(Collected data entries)
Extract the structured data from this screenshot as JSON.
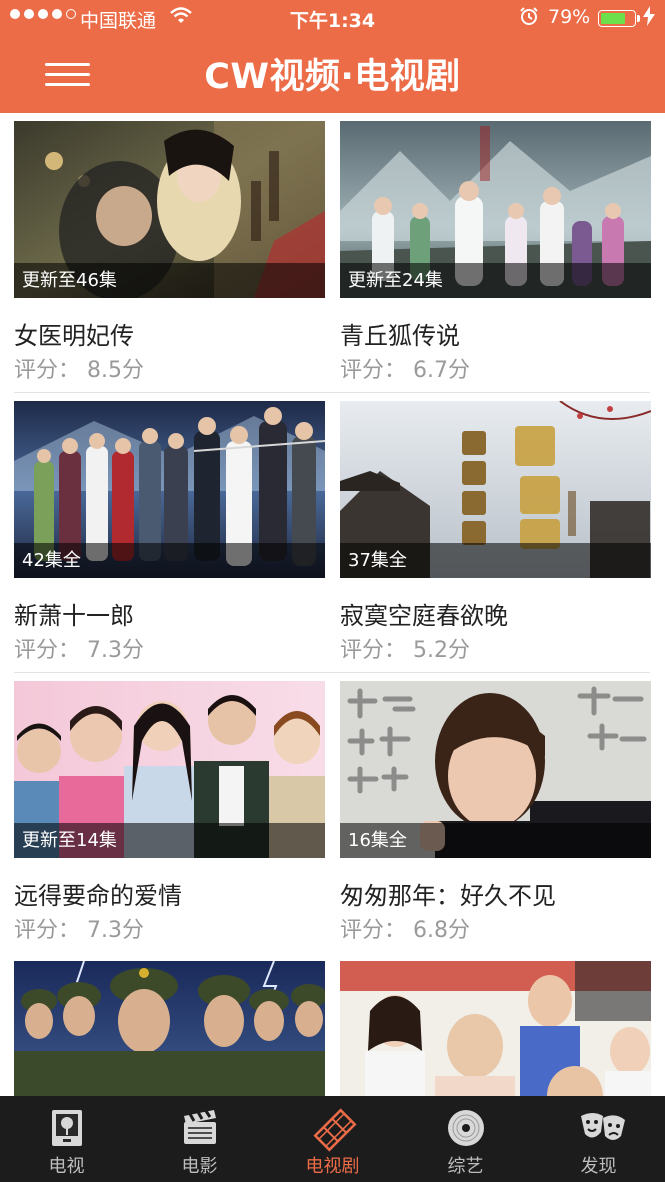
{
  "status_bar": {
    "carrier": "中国联通",
    "time": "下午1:34",
    "battery_percent": "79%",
    "battery_level": 0.79
  },
  "nav": {
    "title": "CW视频·电视剧"
  },
  "shows": [
    {
      "title": "女医明妃传",
      "rating": "评分：  8.5分",
      "badge": "更新至46集"
    },
    {
      "title": "青丘狐传说",
      "rating": "评分：  6.7分",
      "badge": "更新至24集"
    },
    {
      "title": "新萧十一郎",
      "rating": "评分：  7.3分",
      "badge": "42集全"
    },
    {
      "title": "寂寞空庭春欲晚",
      "rating": "评分：  5.2分",
      "badge": "37集全"
    },
    {
      "title": "远得要命的爱情",
      "rating": "评分：  7.3分",
      "badge": "更新至14集"
    },
    {
      "title": "匆匆那年：好久不见",
      "rating": "评分：  6.8分",
      "badge": "16集全"
    },
    {
      "title": "",
      "rating": "",
      "badge": ""
    },
    {
      "title": "",
      "rating": "",
      "badge": ""
    }
  ],
  "tabs": [
    {
      "label": "电视",
      "icon": "tv-icon"
    },
    {
      "label": "电影",
      "icon": "clapperboard-icon"
    },
    {
      "label": "电视剧",
      "icon": "film-strip-icon",
      "active": true
    },
    {
      "label": "综艺",
      "icon": "disc-icon"
    },
    {
      "label": "发现",
      "icon": "theater-masks-icon"
    }
  ],
  "colors": {
    "accent": "#ec6c48",
    "tabbar_bg": "#1c1c1c",
    "tab_inactive": "#bdbdbd"
  }
}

• **WHAT THE TASK REQUIRES**
Filter the records above and return every line that holds the word "icon".

• **THE RESULT**
      "icon": "tv-icon"
      "icon": "clapperboard-icon"
      "icon": "film-strip-icon",
      "icon": "disc-icon"
      "icon": "theater-masks-icon"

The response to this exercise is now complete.